— TASK STATEMENT —
Go through the listing beneath this task and return every line that carries the string "title".

[start DATA PROVIDED]

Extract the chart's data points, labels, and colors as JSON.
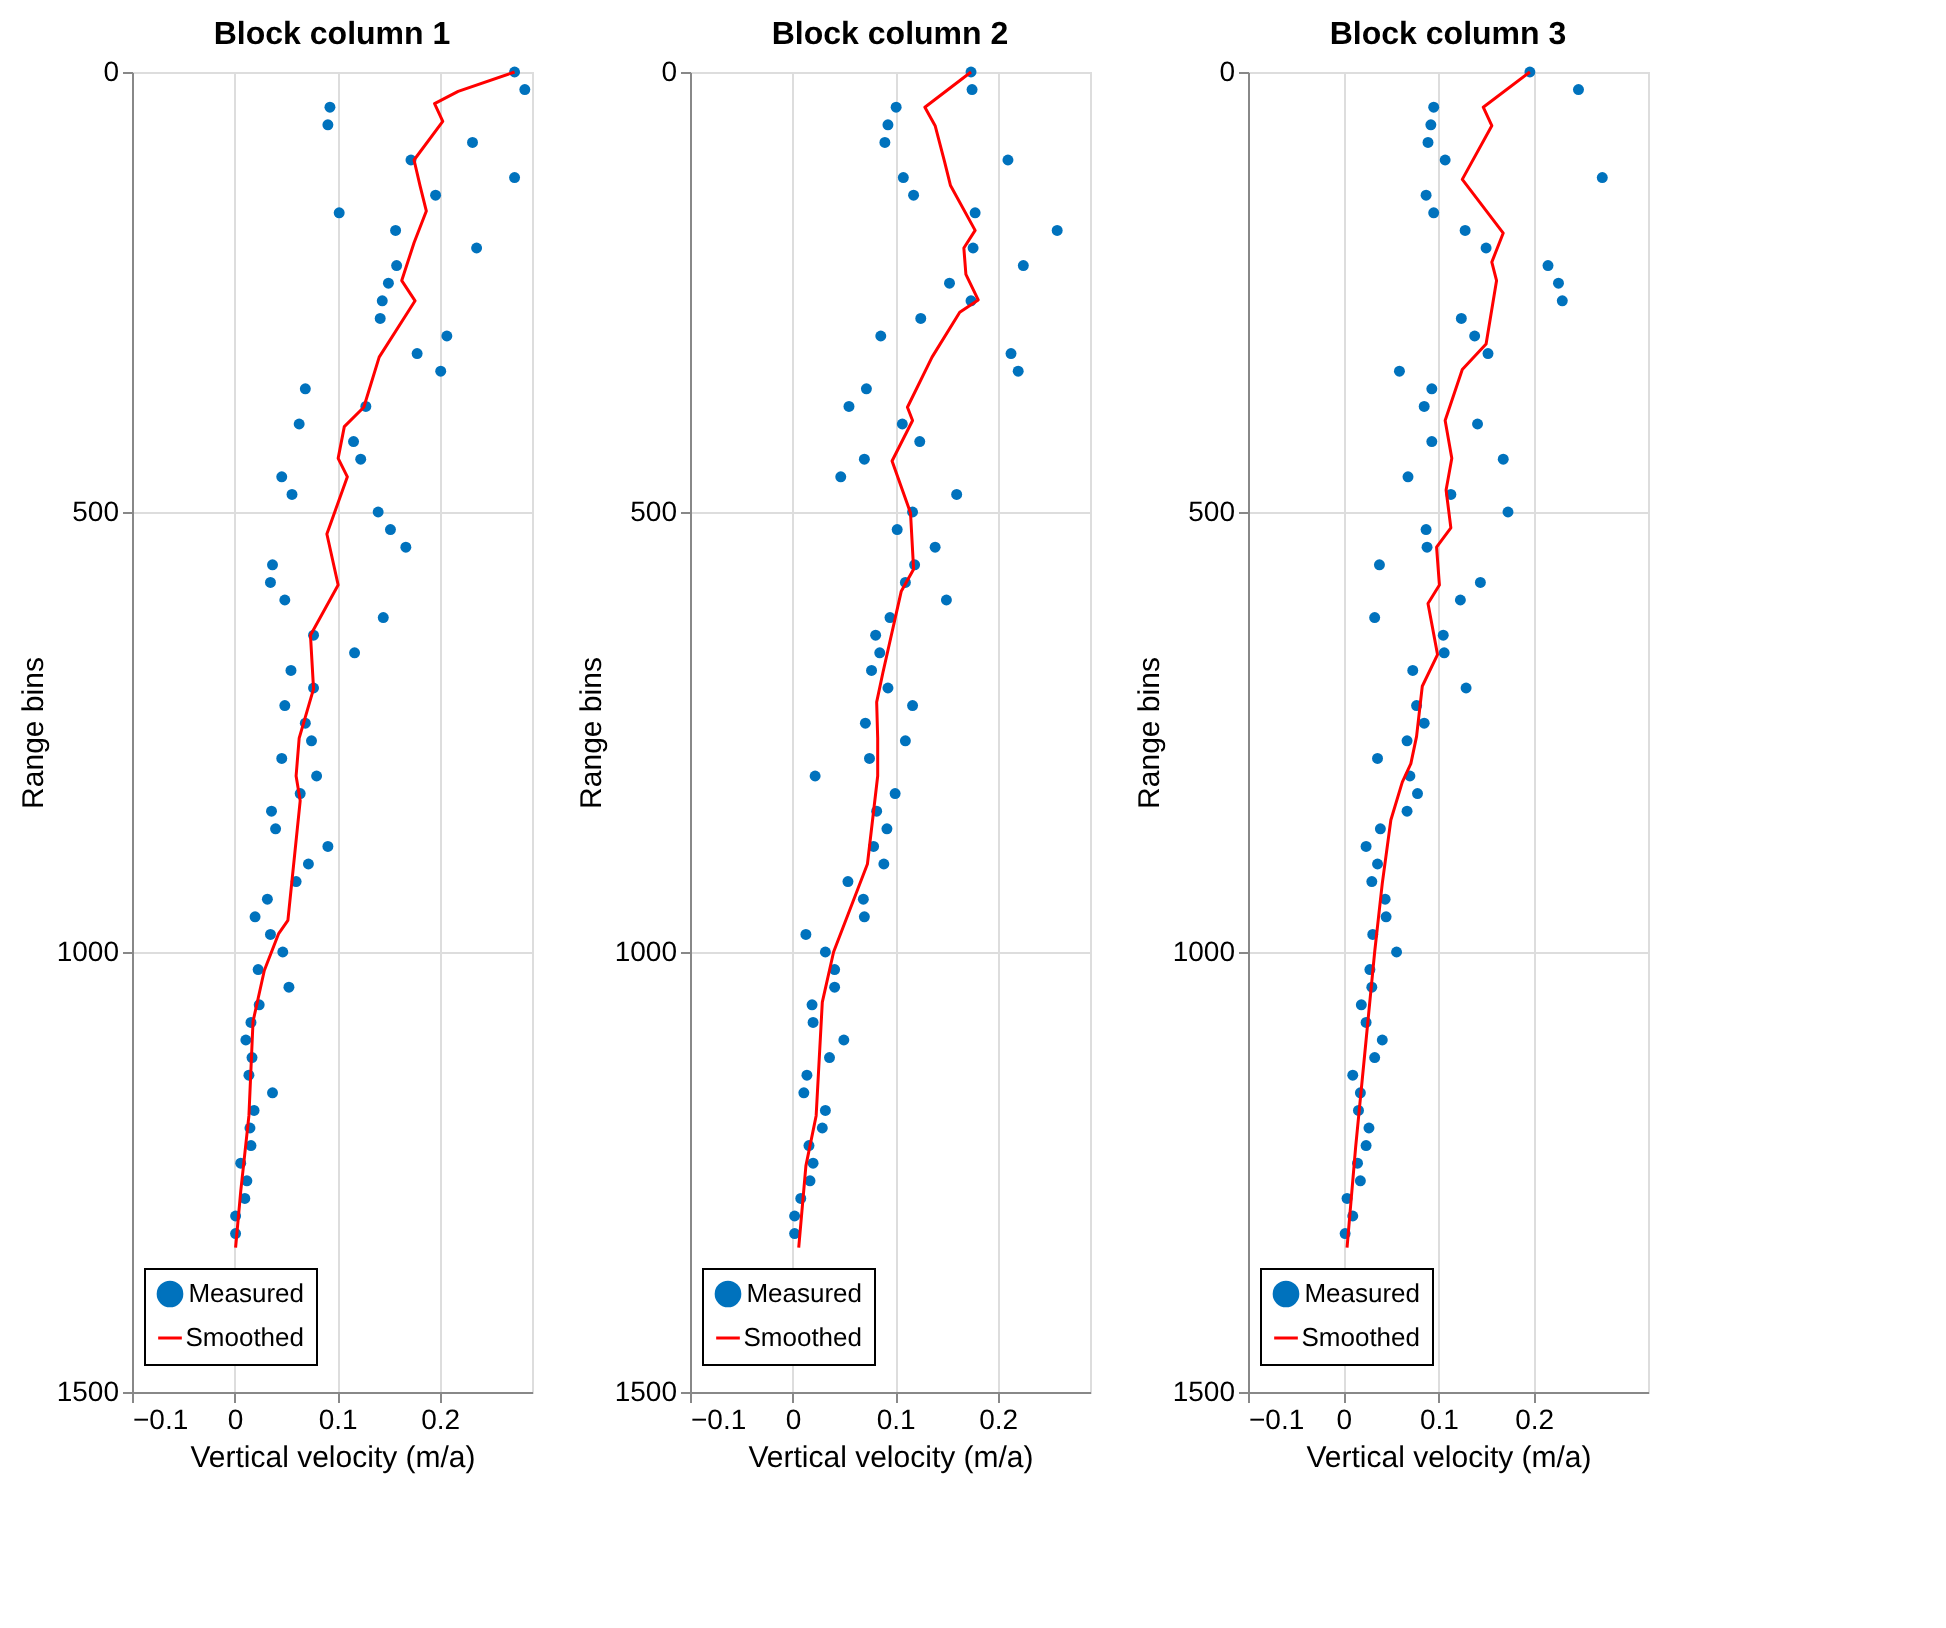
{
  "chart_data": [
    {
      "type": "scatter",
      "title": "Block column 1",
      "xlabel": "Vertical velocity (m/a)",
      "ylabel": "Range bins",
      "xlim": [
        -0.1,
        0.29
      ],
      "ylim": [
        1500,
        0
      ],
      "xticks": [
        -0.1,
        0,
        0.1,
        0.2
      ],
      "yticks": [
        0,
        500,
        1000,
        1500
      ],
      "grid": true,
      "legend": "bottom",
      "series": [
        {
          "name": "Measured",
          "marker": "circle",
          "color": "#0072bd",
          "x": [
            0.273,
            0.283,
            0.093,
            0.091,
            0.232,
            0.172,
            0.273,
            0.196,
            0.102,
            0.157,
            0.236,
            0.158,
            0.15,
            0.144,
            0.142,
            0.207,
            0.178,
            0.201,
            0.069,
            0.128,
            0.063,
            0.116,
            0.123,
            0.046,
            0.056,
            0.14,
            0.152,
            0.167,
            0.037,
            0.035,
            0.049,
            0.145,
            0.077,
            0.117,
            0.055,
            0.077,
            0.049,
            0.069,
            0.075,
            0.046,
            0.08,
            0.064,
            0.036,
            0.04,
            0.091,
            0.072,
            0.06,
            0.032,
            0.02,
            0.035,
            0.047,
            0.023,
            0.053,
            0.024,
            0.016,
            0.011,
            0.017,
            0.014,
            0.037,
            0.019,
            0.015,
            0.016,
            0.006,
            0.012,
            0.01,
            0.001,
            0.001
          ],
          "values": [
            0,
            20,
            40,
            60,
            80,
            100,
            120,
            140,
            160,
            180,
            200,
            220,
            240,
            260,
            280,
            300,
            320,
            340,
            360,
            380,
            400,
            420,
            440,
            460,
            480,
            500,
            520,
            540,
            560,
            580,
            600,
            620,
            640,
            660,
            680,
            700,
            720,
            740,
            760,
            780,
            800,
            820,
            840,
            860,
            880,
            900,
            920,
            940,
            960,
            980,
            1000,
            1020,
            1040,
            1060,
            1080,
            1100,
            1120,
            1140,
            1160,
            1180,
            1200,
            1220,
            1240,
            1260,
            1280,
            1300,
            1320
          ]
        },
        {
          "name": "Smoothed",
          "type": "line",
          "line_style": "solid",
          "color": "#ff0000",
          "x": [
            0.273,
            0.218,
            0.195,
            0.203,
            0.175,
            0.181,
            0.187,
            0.175,
            0.163,
            0.176,
            0.141,
            0.126,
            0.107,
            0.101,
            0.11,
            0.09,
            0.101,
            0.074,
            0.077,
            0.067,
            0.063,
            0.06,
            0.064,
            0.052,
            0.043,
            0.029,
            0.018,
            0.014,
            0.006,
            0.001
          ],
          "values": [
            0,
            22,
            36,
            56,
            100,
            130,
            158,
            194,
            237,
            260,
            324,
            381,
            403,
            439,
            460,
            525,
            583,
            640,
            701,
            741,
            757,
            800,
            828,
            964,
            979,
            1021,
            1079,
            1186,
            1272,
            1336
          ]
        }
      ]
    },
    {
      "type": "scatter",
      "title": "Block column 2",
      "xlabel": "Vertical velocity (m/a)",
      "ylabel": "Range bins",
      "xlim": [
        -0.1,
        0.29
      ],
      "ylim": [
        1500,
        0
      ],
      "xticks": [
        -0.1,
        0,
        0.1,
        0.2
      ],
      "yticks": [
        0,
        500,
        1000,
        1500
      ],
      "grid": true,
      "legend": "bottom",
      "series": [
        {
          "name": "Measured",
          "marker": "circle",
          "color": "#0072bd",
          "x": [
            0.174,
            0.175,
            0.101,
            0.093,
            0.09,
            0.21,
            0.108,
            0.118,
            0.178,
            0.258,
            0.176,
            0.225,
            0.153,
            0.174,
            0.125,
            0.086,
            0.213,
            0.22,
            0.072,
            0.055,
            0.107,
            0.124,
            0.07,
            0.047,
            0.16,
            0.117,
            0.102,
            0.139,
            0.119,
            0.11,
            0.15,
            0.095,
            0.081,
            0.085,
            0.077,
            0.093,
            0.117,
            0.071,
            0.11,
            0.075,
            0.022,
            0.1,
            0.082,
            0.092,
            0.079,
            0.089,
            0.054,
            0.069,
            0.07,
            0.013,
            0.032,
            0.041,
            0.041,
            0.019,
            0.02,
            0.05,
            0.036,
            0.014,
            0.011,
            0.032,
            0.029,
            0.016,
            0.02,
            0.017,
            0.008,
            0.002,
            0.002
          ],
          "values": [
            0,
            20,
            40,
            60,
            80,
            100,
            120,
            140,
            160,
            180,
            200,
            220,
            240,
            260,
            280,
            300,
            320,
            340,
            360,
            380,
            400,
            420,
            440,
            460,
            480,
            500,
            520,
            540,
            560,
            580,
            600,
            620,
            640,
            660,
            680,
            700,
            720,
            740,
            760,
            780,
            800,
            820,
            840,
            860,
            880,
            900,
            920,
            940,
            960,
            980,
            1000,
            1020,
            1040,
            1060,
            1080,
            1100,
            1120,
            1140,
            1160,
            1180,
            1200,
            1220,
            1240,
            1260,
            1280,
            1300,
            1320
          ]
        },
        {
          "name": "Smoothed",
          "type": "line",
          "line_style": "solid",
          "color": "#ff0000",
          "x": [
            0.174,
            0.129,
            0.139,
            0.148,
            0.154,
            0.178,
            0.167,
            0.169,
            0.181,
            0.163,
            0.136,
            0.112,
            0.117,
            0.097,
            0.115,
            0.118,
            0.106,
            0.088,
            0.082,
            0.083,
            0.083,
            0.073,
            0.04,
            0.029,
            0.023,
            0.013,
            0.006
          ],
          "values": [
            0,
            40,
            61,
            101,
            129,
            180,
            200,
            230,
            259,
            273,
            324,
            381,
            396,
            442,
            501,
            565,
            590,
            683,
            716,
            757,
            800,
            900,
            1000,
            1057,
            1186,
            1243,
            1336
          ]
        }
      ]
    },
    {
      "type": "scatter",
      "title": "Block column 3",
      "xlabel": "Vertical velocity (m/a)",
      "ylabel": "Range bins",
      "xlim": [
        -0.1,
        0.32
      ],
      "ylim": [
        1500,
        0
      ],
      "xticks": [
        -0.1,
        0,
        0.1,
        0.2
      ],
      "yticks": [
        0,
        500,
        1000,
        1500
      ],
      "grid": true,
      "legend": "bottom",
      "series": [
        {
          "name": "Measured",
          "marker": "circle",
          "color": "#0072bd",
          "x": [
            0.196,
            0.247,
            0.095,
            0.092,
            0.089,
            0.107,
            0.272,
            0.087,
            0.095,
            0.128,
            0.15,
            0.215,
            0.226,
            0.23,
            0.124,
            0.138,
            0.152,
            0.059,
            0.093,
            0.085,
            0.141,
            0.093,
            0.168,
            0.068,
            0.113,
            0.173,
            0.087,
            0.088,
            0.038,
            0.144,
            0.123,
            0.033,
            0.105,
            0.106,
            0.073,
            0.129,
            0.077,
            0.085,
            0.067,
            0.036,
            0.07,
            0.078,
            0.067,
            0.039,
            0.024,
            0.036,
            0.03,
            0.044,
            0.045,
            0.031,
            0.056,
            0.028,
            0.03,
            0.019,
            0.024,
            0.041,
            0.033,
            0.01,
            0.018,
            0.016,
            0.027,
            0.024,
            0.015,
            0.018,
            0.004,
            0.01,
            0.002
          ],
          "values": [
            0,
            20,
            40,
            60,
            80,
            100,
            120,
            140,
            160,
            180,
            200,
            220,
            240,
            260,
            280,
            300,
            320,
            340,
            360,
            380,
            400,
            420,
            440,
            460,
            480,
            500,
            520,
            540,
            560,
            580,
            600,
            620,
            640,
            660,
            680,
            700,
            720,
            740,
            760,
            780,
            800,
            820,
            840,
            860,
            880,
            900,
            920,
            940,
            960,
            980,
            1000,
            1020,
            1040,
            1060,
            1080,
            1100,
            1120,
            1140,
            1160,
            1180,
            1200,
            1220,
            1240,
            1260,
            1280,
            1300,
            1320
          ]
        },
        {
          "name": "Smoothed",
          "type": "line",
          "line_style": "solid",
          "color": "#ff0000",
          "x": [
            0.196,
            0.147,
            0.156,
            0.125,
            0.168,
            0.156,
            0.161,
            0.15,
            0.125,
            0.107,
            0.114,
            0.108,
            0.113,
            0.098,
            0.101,
            0.089,
            0.099,
            0.083,
            0.077,
            0.071,
            0.062,
            0.05,
            0.041,
            0.033,
            0.024,
            0.013,
            0.004
          ],
          "values": [
            0,
            40,
            61,
            122,
            183,
            216,
            237,
            309,
            338,
            396,
            439,
            475,
            518,
            540,
            583,
            604,
            662,
            698,
            755,
            786,
            807,
            850,
            922,
            1000,
            1100,
            1222,
            1336
          ]
        }
      ]
    }
  ]
}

[end DATA PROVIDED]

— TASK RESPONSE —
      "title": "Block column 1",
      "title": "Block column 2",
      "title": "Block column 3",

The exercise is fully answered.